[A run of records]

───

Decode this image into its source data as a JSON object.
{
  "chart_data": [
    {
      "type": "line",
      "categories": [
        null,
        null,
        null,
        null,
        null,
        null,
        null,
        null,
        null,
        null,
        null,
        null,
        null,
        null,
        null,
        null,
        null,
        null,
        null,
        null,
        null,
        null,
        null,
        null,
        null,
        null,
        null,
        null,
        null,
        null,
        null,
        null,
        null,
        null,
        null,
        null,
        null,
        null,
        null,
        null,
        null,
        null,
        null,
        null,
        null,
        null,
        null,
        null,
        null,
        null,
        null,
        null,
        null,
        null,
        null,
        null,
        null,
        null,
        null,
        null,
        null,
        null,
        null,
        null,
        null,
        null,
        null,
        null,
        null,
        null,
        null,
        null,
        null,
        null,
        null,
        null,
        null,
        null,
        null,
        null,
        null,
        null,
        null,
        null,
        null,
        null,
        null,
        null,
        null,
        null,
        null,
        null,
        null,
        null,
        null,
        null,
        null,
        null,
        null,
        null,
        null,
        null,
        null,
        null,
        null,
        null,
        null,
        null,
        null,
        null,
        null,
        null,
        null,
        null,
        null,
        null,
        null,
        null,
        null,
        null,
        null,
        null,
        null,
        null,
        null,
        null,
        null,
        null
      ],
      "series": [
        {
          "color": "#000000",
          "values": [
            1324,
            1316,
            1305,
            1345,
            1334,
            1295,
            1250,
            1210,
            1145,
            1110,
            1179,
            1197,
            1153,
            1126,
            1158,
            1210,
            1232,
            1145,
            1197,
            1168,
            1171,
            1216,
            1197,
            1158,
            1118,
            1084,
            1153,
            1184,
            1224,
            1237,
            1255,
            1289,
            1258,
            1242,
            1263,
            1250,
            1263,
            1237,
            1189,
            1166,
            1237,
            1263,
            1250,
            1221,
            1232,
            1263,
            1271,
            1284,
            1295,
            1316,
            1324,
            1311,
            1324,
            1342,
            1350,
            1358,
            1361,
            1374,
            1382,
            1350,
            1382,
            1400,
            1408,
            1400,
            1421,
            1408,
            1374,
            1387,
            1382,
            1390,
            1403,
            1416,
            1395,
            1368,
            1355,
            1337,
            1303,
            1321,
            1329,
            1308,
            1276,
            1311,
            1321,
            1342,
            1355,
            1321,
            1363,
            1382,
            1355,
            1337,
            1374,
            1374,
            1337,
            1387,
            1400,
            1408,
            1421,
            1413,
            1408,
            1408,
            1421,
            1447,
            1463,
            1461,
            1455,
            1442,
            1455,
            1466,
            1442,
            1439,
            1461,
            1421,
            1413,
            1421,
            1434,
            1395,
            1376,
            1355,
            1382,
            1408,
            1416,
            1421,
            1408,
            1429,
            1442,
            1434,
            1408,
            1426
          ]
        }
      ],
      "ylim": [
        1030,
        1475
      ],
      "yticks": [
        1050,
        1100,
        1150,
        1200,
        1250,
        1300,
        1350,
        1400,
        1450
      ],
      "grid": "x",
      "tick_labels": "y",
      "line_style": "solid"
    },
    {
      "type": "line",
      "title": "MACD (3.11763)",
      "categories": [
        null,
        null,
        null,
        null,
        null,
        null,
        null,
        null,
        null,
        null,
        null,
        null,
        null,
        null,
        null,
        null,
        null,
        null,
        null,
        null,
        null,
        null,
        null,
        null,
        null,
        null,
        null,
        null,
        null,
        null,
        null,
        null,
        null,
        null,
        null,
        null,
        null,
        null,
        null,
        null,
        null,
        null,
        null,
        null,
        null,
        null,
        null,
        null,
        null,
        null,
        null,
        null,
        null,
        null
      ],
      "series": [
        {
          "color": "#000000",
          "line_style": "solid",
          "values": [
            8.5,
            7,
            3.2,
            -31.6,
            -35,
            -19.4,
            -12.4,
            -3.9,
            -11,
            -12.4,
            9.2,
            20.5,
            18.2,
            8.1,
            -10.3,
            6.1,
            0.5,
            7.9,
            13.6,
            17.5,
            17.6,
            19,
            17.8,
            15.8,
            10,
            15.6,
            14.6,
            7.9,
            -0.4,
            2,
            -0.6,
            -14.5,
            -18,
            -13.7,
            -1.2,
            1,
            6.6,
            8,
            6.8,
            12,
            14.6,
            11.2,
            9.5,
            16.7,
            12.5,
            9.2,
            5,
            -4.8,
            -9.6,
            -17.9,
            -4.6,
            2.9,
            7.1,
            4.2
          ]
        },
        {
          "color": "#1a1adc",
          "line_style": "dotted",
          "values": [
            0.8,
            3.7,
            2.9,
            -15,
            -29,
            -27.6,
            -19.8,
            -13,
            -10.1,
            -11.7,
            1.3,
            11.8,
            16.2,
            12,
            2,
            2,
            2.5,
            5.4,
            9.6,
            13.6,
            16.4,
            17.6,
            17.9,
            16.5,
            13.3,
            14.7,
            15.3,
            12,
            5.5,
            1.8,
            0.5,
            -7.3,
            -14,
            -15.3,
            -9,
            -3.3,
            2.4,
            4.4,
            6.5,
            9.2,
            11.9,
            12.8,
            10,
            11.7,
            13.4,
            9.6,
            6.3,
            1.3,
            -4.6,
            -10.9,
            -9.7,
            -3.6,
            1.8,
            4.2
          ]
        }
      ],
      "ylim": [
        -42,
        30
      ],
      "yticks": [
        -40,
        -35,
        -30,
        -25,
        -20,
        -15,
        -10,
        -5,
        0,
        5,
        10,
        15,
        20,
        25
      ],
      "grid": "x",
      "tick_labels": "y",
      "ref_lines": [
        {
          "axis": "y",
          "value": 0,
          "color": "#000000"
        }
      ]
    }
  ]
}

───

§ What this task involves
Repeat every line of the data, exactly and in full.

§ Reply
Decode this image into its source data as a JSON object.
{
  "chart_data": [
    {
      "type": "line",
      "categories": [
        null,
        null,
        null,
        null,
        null,
        null,
        null,
        null,
        null,
        null,
        null,
        null,
        null,
        null,
        null,
        null,
        null,
        null,
        null,
        null,
        null,
        null,
        null,
        null,
        null,
        null,
        null,
        null,
        null,
        null,
        null,
        null,
        null,
        null,
        null,
        null,
        null,
        null,
        null,
        null,
        null,
        null,
        null,
        null,
        null,
        null,
        null,
        null,
        null,
        null,
        null,
        null,
        null,
        null,
        null,
        null,
        null,
        null,
        null,
        null,
        null,
        null,
        null,
        null,
        null,
        null,
        null,
        null,
        null,
        null,
        null,
        null,
        null,
        null,
        null,
        null,
        null,
        null,
        null,
        null,
        null,
        null,
        null,
        null,
        null,
        null,
        null,
        null,
        null,
        null,
        null,
        null,
        null,
        null,
        null,
        null,
        null,
        null,
        null,
        null,
        null,
        null,
        null,
        null,
        null,
        null,
        null,
        null,
        null,
        null,
        null,
        null,
        null,
        null,
        null,
        null,
        null,
        null,
        null,
        null,
        null,
        null,
        null,
        null,
        null,
        null,
        null,
        null
      ],
      "series": [
        {
          "color": "#000000",
          "values": [
            1324,
            1316,
            1305,
            1345,
            1334,
            1295,
            1250,
            1210,
            1145,
            1110,
            1179,
            1197,
            1153,
            1126,
            1158,
            1210,
            1232,
            1145,
            1197,
            1168,
            1171,
            1216,
            1197,
            1158,
            1118,
            1084,
            1153,
            1184,
            1224,
            1237,
            1255,
            1289,
            1258,
            1242,
            1263,
            1250,
            1263,
            1237,
            1189,
            1166,
            1237,
            1263,
            1250,
            1221,
            1232,
            1263,
            1271,
            1284,
            1295,
            1316,
            1324,
            1311,
            1324,
            1342,
            1350,
            1358,
            1361,
            1374,
            1382,
            1350,
            1382,
            1400,
            1408,
            1400,
            1421,
            1408,
            1374,
            1387,
            1382,
            1390,
            1403,
            1416,
            1395,
            1368,
            1355,
            1337,
            1303,
            1321,
            1329,
            1308,
            1276,
            1311,
            1321,
            1342,
            1355,
            1321,
            1363,
            1382,
            1355,
            1337,
            1374,
            1374,
            1337,
            1387,
            1400,
            1408,
            1421,
            1413,
            1408,
            1408,
            1421,
            1447,
            1463,
            1461,
            1455,
            1442,
            1455,
            1466,
            1442,
            1439,
            1461,
            1421,
            1413,
            1421,
            1434,
            1395,
            1376,
            1355,
            1382,
            1408,
            1416,
            1421,
            1408,
            1429,
            1442,
            1434,
            1408,
            1426
          ]
        }
      ],
      "ylim": [
        1030,
        1475
      ],
      "yticks": [
        1050,
        1100,
        1150,
        1200,
        1250,
        1300,
        1350,
        1400,
        1450
      ],
      "grid": "x",
      "tick_labels": "y",
      "line_style": "solid"
    },
    {
      "type": "line",
      "title": "MACD (3.11763)",
      "categories": [
        null,
        null,
        null,
        null,
        null,
        null,
        null,
        null,
        null,
        null,
        null,
        null,
        null,
        null,
        null,
        null,
        null,
        null,
        null,
        null,
        null,
        null,
        null,
        null,
        null,
        null,
        null,
        null,
        null,
        null,
        null,
        null,
        null,
        null,
        null,
        null,
        null,
        null,
        null,
        null,
        null,
        null,
        null,
        null,
        null,
        null,
        null,
        null,
        null,
        null,
        null,
        null,
        null,
        null
      ],
      "series": [
        {
          "color": "#000000",
          "line_style": "solid",
          "values": [
            8.5,
            7,
            3.2,
            -31.6,
            -35,
            -19.4,
            -12.4,
            -3.9,
            -11,
            -12.4,
            9.2,
            20.5,
            18.2,
            8.1,
            -10.3,
            6.1,
            0.5,
            7.9,
            13.6,
            17.5,
            17.6,
            19,
            17.8,
            15.8,
            10,
            15.6,
            14.6,
            7.9,
            -0.4,
            2,
            -0.6,
            -14.5,
            -18,
            -13.7,
            -1.2,
            1,
            6.6,
            8,
            6.8,
            12,
            14.6,
            11.2,
            9.5,
            16.7,
            12.5,
            9.2,
            5,
            -4.8,
            -9.6,
            -17.9,
            -4.6,
            2.9,
            7.1,
            4.2
          ]
        },
        {
          "color": "#1a1adc",
          "line_style": "dotted",
          "values": [
            0.8,
            3.7,
            2.9,
            -15,
            -29,
            -27.6,
            -19.8,
            -13,
            -10.1,
            -11.7,
            1.3,
            11.8,
            16.2,
            12,
            2,
            2,
            2.5,
            5.4,
            9.6,
            13.6,
            16.4,
            17.6,
            17.9,
            16.5,
            13.3,
            14.7,
            15.3,
            12,
            5.5,
            1.8,
            0.5,
            -7.3,
            -14,
            -15.3,
            -9,
            -3.3,
            2.4,
            4.4,
            6.5,
            9.2,
            11.9,
            12.8,
            10,
            11.7,
            13.4,
            9.6,
            6.3,
            1.3,
            -4.6,
            -10.9,
            -9.7,
            -3.6,
            1.8,
            4.2
          ]
        }
      ],
      "ylim": [
        -42,
        30
      ],
      "yticks": [
        -40,
        -35,
        -30,
        -25,
        -20,
        -15,
        -10,
        -5,
        0,
        5,
        10,
        15,
        20,
        25
      ],
      "grid": "x",
      "tick_labels": "y",
      "ref_lines": [
        {
          "axis": "y",
          "value": 0,
          "color": "#000000"
        }
      ]
    }
  ]
}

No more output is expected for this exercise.